■ **STATED EXERCISE**:
Spot every line with the word "values" and return it.
• • • • •
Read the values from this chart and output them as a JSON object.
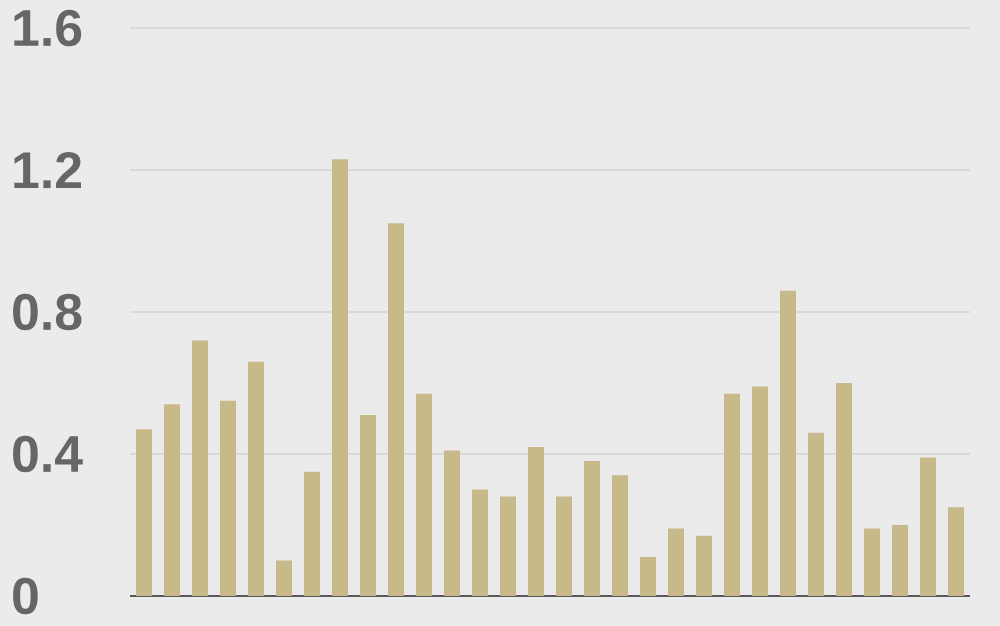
{
  "chart_data": {
    "type": "bar",
    "categories": [
      null,
      null,
      null,
      null,
      null,
      null,
      null,
      null,
      null,
      null,
      null,
      null,
      null,
      null,
      null,
      null,
      null,
      null,
      null,
      null,
      null,
      null,
      null,
      null,
      null,
      null,
      null,
      null,
      null,
      null
    ],
    "values": [
      0.47,
      0.54,
      0.72,
      0.55,
      0.66,
      0.1,
      0.35,
      1.23,
      0.51,
      1.05,
      0.57,
      0.41,
      0.3,
      0.28,
      0.42,
      0.28,
      0.38,
      0.34,
      0.11,
      0.19,
      0.17,
      0.57,
      0.59,
      0.86,
      0.46,
      0.6,
      0.19,
      0.2,
      0.39,
      0.25
    ],
    "color": "#c8b98a",
    "ylim": [
      0,
      1.6
    ],
    "yticks": [
      0,
      0.4,
      0.8,
      1.2,
      1.6
    ],
    "grid": "y",
    "tick_labels": "y"
  }
}
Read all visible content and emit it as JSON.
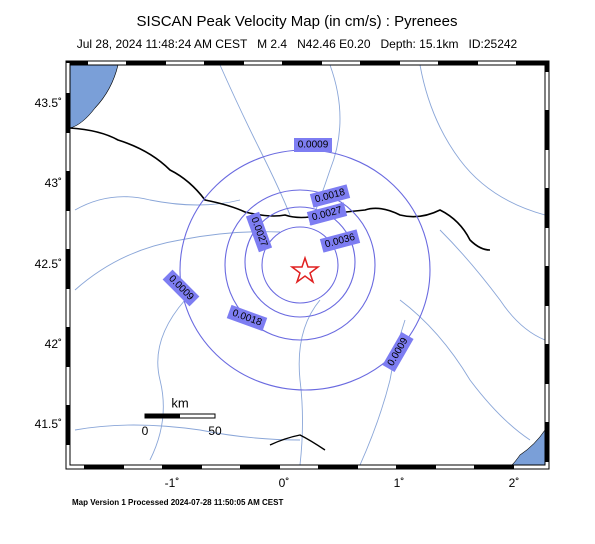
{
  "header": {
    "title": "SISCAN Peak Velocity Map (in cm/s) : Pyrenees",
    "subtitle": "Jul 28, 2024 11:48:24 AM CEST   M 2.4   N42.46 E0.20   Depth: 15.1km   ID:25242"
  },
  "map": {
    "lat_labels": [
      "43.5˚",
      "43˚",
      "42.5˚",
      "42˚",
      "41.5˚"
    ],
    "lon_labels": [
      "-1˚",
      "0˚",
      "1˚",
      "2˚"
    ],
    "contour_labels": [
      "0.0009",
      "0.0018",
      "0.0027",
      "0.0036",
      "0.0027",
      "0.0009",
      "0.0018",
      "0.0009"
    ],
    "scale": {
      "unit": "km",
      "labels": [
        "0",
        "50"
      ]
    }
  },
  "footer": "Map Version 1 Processed 2024-07-28 11:50:05 AM CEST"
}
• • • • •
■ **FINISHED ANSWER**:
Read the values from this chart and output them as a JSON object.
    "values": [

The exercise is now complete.